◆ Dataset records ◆
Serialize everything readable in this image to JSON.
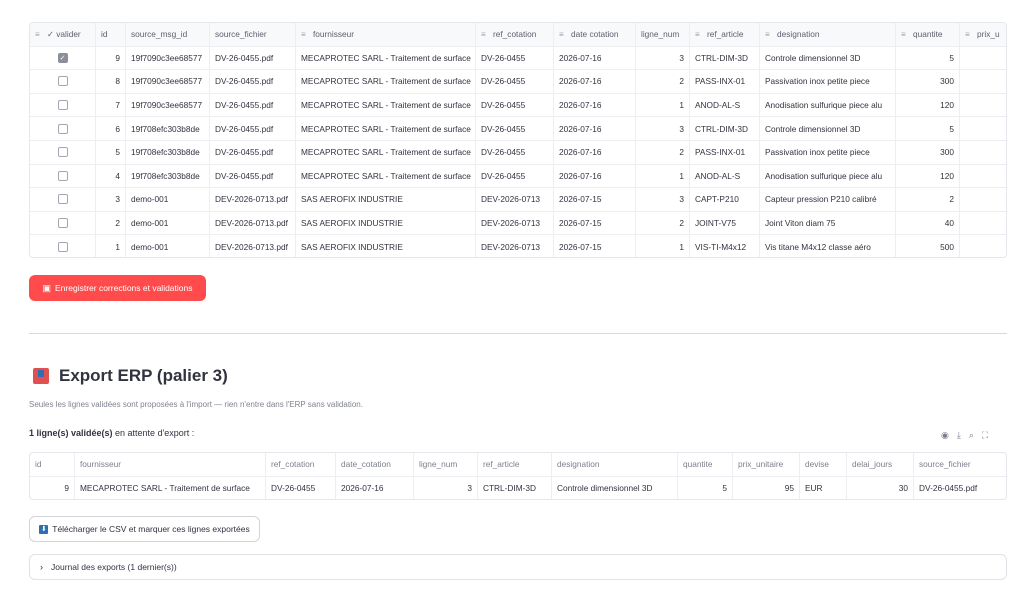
{
  "grid": {
    "columns": [
      {
        "label": "✓ valider",
        "icon": "text-column-icon"
      },
      {
        "label": "id",
        "icon": ""
      },
      {
        "label": "source_msg_id",
        "icon": ""
      },
      {
        "label": "source_fichier",
        "icon": ""
      },
      {
        "label": "fournisseur",
        "icon": "text-column-icon"
      },
      {
        "label": "ref_cotation",
        "icon": "text-column-icon"
      },
      {
        "label": "date cotation",
        "icon": "text-column-icon"
      },
      {
        "label": "ligne_num",
        "icon": ""
      },
      {
        "label": "ref_article",
        "icon": "text-column-icon"
      },
      {
        "label": "designation",
        "icon": "text-column-icon"
      },
      {
        "label": "quantite",
        "icon": "text-column-icon"
      },
      {
        "label": "prix_u",
        "icon": "text-column-icon"
      }
    ],
    "rows": [
      {
        "valider": true,
        "id": "9",
        "msg": "19f7090c3ee68577",
        "fichier": "DV-26-0455.pdf",
        "fournisseur": "MECAPROTEC SARL - Traitement de surface",
        "ref": "DV-26-0455",
        "date": "2026-07-16",
        "ligne": "3",
        "article": "CTRL-DIM-3D",
        "designation": "Controle dimensionnel 3D",
        "quantite": "5"
      },
      {
        "valider": false,
        "id": "8",
        "msg": "19f7090c3ee68577",
        "fichier": "DV-26-0455.pdf",
        "fournisseur": "MECAPROTEC SARL - Traitement de surface",
        "ref": "DV-26-0455",
        "date": "2026-07-16",
        "ligne": "2",
        "article": "PASS-INX-01",
        "designation": "Passivation inox petite piece",
        "quantite": "300"
      },
      {
        "valider": false,
        "id": "7",
        "msg": "19f7090c3ee68577",
        "fichier": "DV-26-0455.pdf",
        "fournisseur": "MECAPROTEC SARL - Traitement de surface",
        "ref": "DV-26-0455",
        "date": "2026-07-16",
        "ligne": "1",
        "article": "ANOD-AL-S",
        "designation": "Anodisation sulfurique piece alu",
        "quantite": "120"
      },
      {
        "valider": false,
        "id": "6",
        "msg": "19f708efc303b8de",
        "fichier": "DV-26-0455.pdf",
        "fournisseur": "MECAPROTEC SARL - Traitement de surface",
        "ref": "DV-26-0455",
        "date": "2026-07-16",
        "ligne": "3",
        "article": "CTRL-DIM-3D",
        "designation": "Controle dimensionnel 3D",
        "quantite": "5"
      },
      {
        "valider": false,
        "id": "5",
        "msg": "19f708efc303b8de",
        "fichier": "DV-26-0455.pdf",
        "fournisseur": "MECAPROTEC SARL - Traitement de surface",
        "ref": "DV-26-0455",
        "date": "2026-07-16",
        "ligne": "2",
        "article": "PASS-INX-01",
        "designation": "Passivation inox petite piece",
        "quantite": "300"
      },
      {
        "valider": false,
        "id": "4",
        "msg": "19f708efc303b8de",
        "fichier": "DV-26-0455.pdf",
        "fournisseur": "MECAPROTEC SARL - Traitement de surface",
        "ref": "DV-26-0455",
        "date": "2026-07-16",
        "ligne": "1",
        "article": "ANOD-AL-S",
        "designation": "Anodisation sulfurique piece alu",
        "quantite": "120"
      },
      {
        "valider": false,
        "id": "3",
        "msg": "demo-001",
        "fichier": "DEV-2026-0713.pdf",
        "fournisseur": "SAS AEROFIX INDUSTRIE",
        "ref": "DEV-2026-0713",
        "date": "2026-07-15",
        "ligne": "3",
        "article": "CAPT-P210",
        "designation": "Capteur pression P210 calibré",
        "quantite": "2"
      },
      {
        "valider": false,
        "id": "2",
        "msg": "demo-001",
        "fichier": "DEV-2026-0713.pdf",
        "fournisseur": "SAS AEROFIX INDUSTRIE",
        "ref": "DEV-2026-0713",
        "date": "2026-07-15",
        "ligne": "2",
        "article": "JOINT-V75",
        "designation": "Joint Viton diam 75",
        "quantite": "40"
      },
      {
        "valider": false,
        "id": "1",
        "msg": "demo-001",
        "fichier": "DEV-2026-0713.pdf",
        "fournisseur": "SAS AEROFIX INDUSTRIE",
        "ref": "DEV-2026-0713",
        "date": "2026-07-15",
        "ligne": "1",
        "article": "VIS-TI-M4x12",
        "designation": "Vis titane M4x12 classe aéro",
        "quantite": "500"
      }
    ]
  },
  "save_button": {
    "icon": "floppy-disk-icon",
    "label": "Enregistrer corrections et validations"
  },
  "export": {
    "icon": "outbox-tray-icon",
    "title": "Export ERP (palier 3)",
    "caption": "Seules les lignes validées sont proposées à l'import — rien n'entre dans l'ERP sans validation.",
    "pending_bold": "1 ligne(s) validée(s)",
    "pending_rest": " en attente d'export :",
    "toolbar_icons": [
      "eye-icon",
      "download-icon",
      "search-icon",
      "fullscreen-icon"
    ],
    "columns": [
      "id",
      "fournisseur",
      "ref_cotation",
      "date_cotation",
      "ligne_num",
      "ref_article",
      "designation",
      "quantite",
      "prix_unitaire",
      "devise",
      "delai_jours",
      "source_fichier"
    ],
    "row": {
      "id": "9",
      "fournisseur": "MECAPROTEC SARL - Traitement de surface",
      "ref": "DV-26-0455",
      "date": "2026-07-16",
      "ligne": "3",
      "article": "CTRL-DIM-3D",
      "designation": "Controle dimensionnel 3D",
      "quantite": "5",
      "prix": "95",
      "devise": "EUR",
      "delai": "30",
      "source": "DV-26-0455.pdf"
    }
  },
  "download_button": {
    "icon": "download-arrow-icon",
    "label": "Télécharger le CSV et marquer ces lignes exportées"
  },
  "journal": {
    "label": "Journal des exports (1 dernier(s))"
  },
  "colors": {
    "primary": "#ff4b4b",
    "text": "#31333f",
    "muted": "#80838f",
    "checkbox_checked": "#8c8f9a"
  }
}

◆ Task ◆
None of the pictures should appear; repeat the records exactly otherwise.

◆ Solution ◆
Serialize everything readable in this image to JSON.
{
  "grid": {
    "columns": [
      {
        "label": "✓ valider",
        "icon": "text-column-icon"
      },
      {
        "label": "id",
        "icon": ""
      },
      {
        "label": "source_msg_id",
        "icon": ""
      },
      {
        "label": "source_fichier",
        "icon": ""
      },
      {
        "label": "fournisseur",
        "icon": "text-column-icon"
      },
      {
        "label": "ref_cotation",
        "icon": "text-column-icon"
      },
      {
        "label": "date cotation",
        "icon": "text-column-icon"
      },
      {
        "label": "ligne_num",
        "icon": ""
      },
      {
        "label": "ref_article",
        "icon": "text-column-icon"
      },
      {
        "label": "designation",
        "icon": "text-column-icon"
      },
      {
        "label": "quantite",
        "icon": "text-column-icon"
      },
      {
        "label": "prix_u",
        "icon": "text-column-icon"
      }
    ],
    "rows": [
      {
        "valider": true,
        "id": "9",
        "msg": "19f7090c3ee68577",
        "fichier": "DV-26-0455.pdf",
        "fournisseur": "MECAPROTEC SARL - Traitement de surface",
        "ref": "DV-26-0455",
        "date": "2026-07-16",
        "ligne": "3",
        "article": "CTRL-DIM-3D",
        "designation": "Controle dimensionnel 3D",
        "quantite": "5"
      },
      {
        "valider": false,
        "id": "8",
        "msg": "19f7090c3ee68577",
        "fichier": "DV-26-0455.pdf",
        "fournisseur": "MECAPROTEC SARL - Traitement de surface",
        "ref": "DV-26-0455",
        "date": "2026-07-16",
        "ligne": "2",
        "article": "PASS-INX-01",
        "designation": "Passivation inox petite piece",
        "quantite": "300"
      },
      {
        "valider": false,
        "id": "7",
        "msg": "19f7090c3ee68577",
        "fichier": "DV-26-0455.pdf",
        "fournisseur": "MECAPROTEC SARL - Traitement de surface",
        "ref": "DV-26-0455",
        "date": "2026-07-16",
        "ligne": "1",
        "article": "ANOD-AL-S",
        "designation": "Anodisation sulfurique piece alu",
        "quantite": "120"
      },
      {
        "valider": false,
        "id": "6",
        "msg": "19f708efc303b8de",
        "fichier": "DV-26-0455.pdf",
        "fournisseur": "MECAPROTEC SARL - Traitement de surface",
        "ref": "DV-26-0455",
        "date": "2026-07-16",
        "ligne": "3",
        "article": "CTRL-DIM-3D",
        "designation": "Controle dimensionnel 3D",
        "quantite": "5"
      },
      {
        "valider": false,
        "id": "5",
        "msg": "19f708efc303b8de",
        "fichier": "DV-26-0455.pdf",
        "fournisseur": "MECAPROTEC SARL - Traitement de surface",
        "ref": "DV-26-0455",
        "date": "2026-07-16",
        "ligne": "2",
        "article": "PASS-INX-01",
        "designation": "Passivation inox petite piece",
        "quantite": "300"
      },
      {
        "valider": false,
        "id": "4",
        "msg": "19f708efc303b8de",
        "fichier": "DV-26-0455.pdf",
        "fournisseur": "MECAPROTEC SARL - Traitement de surface",
        "ref": "DV-26-0455",
        "date": "2026-07-16",
        "ligne": "1",
        "article": "ANOD-AL-S",
        "designation": "Anodisation sulfurique piece alu",
        "quantite": "120"
      },
      {
        "valider": false,
        "id": "3",
        "msg": "demo-001",
        "fichier": "DEV-2026-0713.pdf",
        "fournisseur": "SAS AEROFIX INDUSTRIE",
        "ref": "DEV-2026-0713",
        "date": "2026-07-15",
        "ligne": "3",
        "article": "CAPT-P210",
        "designation": "Capteur pression P210 calibré",
        "quantite": "2"
      },
      {
        "valider": false,
        "id": "2",
        "msg": "demo-001",
        "fichier": "DEV-2026-0713.pdf",
        "fournisseur": "SAS AEROFIX INDUSTRIE",
        "ref": "DEV-2026-0713",
        "date": "2026-07-15",
        "ligne": "2",
        "article": "JOINT-V75",
        "designation": "Joint Viton diam 75",
        "quantite": "40"
      },
      {
        "valider": false,
        "id": "1",
        "msg": "demo-001",
        "fichier": "DEV-2026-0713.pdf",
        "fournisseur": "SAS AEROFIX INDUSTRIE",
        "ref": "DEV-2026-0713",
        "date": "2026-07-15",
        "ligne": "1",
        "article": "VIS-TI-M4x12",
        "designation": "Vis titane M4x12 classe aéro",
        "quantite": "500"
      }
    ]
  },
  "save_button": {
    "icon": "floppy-disk-icon",
    "label": "Enregistrer corrections et validations"
  },
  "export": {
    "icon": "outbox-tray-icon",
    "title": "Export ERP (palier 3)",
    "caption": "Seules les lignes validées sont proposées à l'import — rien n'entre dans l'ERP sans validation.",
    "pending_bold": "1 ligne(s) validée(s)",
    "pending_rest": " en attente d'export :",
    "toolbar_icons": [
      "eye-icon",
      "download-icon",
      "search-icon",
      "fullscreen-icon"
    ],
    "columns": [
      "id",
      "fournisseur",
      "ref_cotation",
      "date_cotation",
      "ligne_num",
      "ref_article",
      "designation",
      "quantite",
      "prix_unitaire",
      "devise",
      "delai_jours",
      "source_fichier"
    ],
    "row": {
      "id": "9",
      "fournisseur": "MECAPROTEC SARL - Traitement de surface",
      "ref": "DV-26-0455",
      "date": "2026-07-16",
      "ligne": "3",
      "article": "CTRL-DIM-3D",
      "designation": "Controle dimensionnel 3D",
      "quantite": "5",
      "prix": "95",
      "devise": "EUR",
      "delai": "30",
      "source": "DV-26-0455.pdf"
    }
  },
  "download_button": {
    "icon": "download-arrow-icon",
    "label": "Télécharger le CSV et marquer ces lignes exportées"
  },
  "journal": {
    "label": "Journal des exports (1 dernier(s))"
  },
  "colors": {
    "primary": "#ff4b4b",
    "text": "#31333f",
    "muted": "#80838f",
    "checkbox_checked": "#8c8f9a"
  }
}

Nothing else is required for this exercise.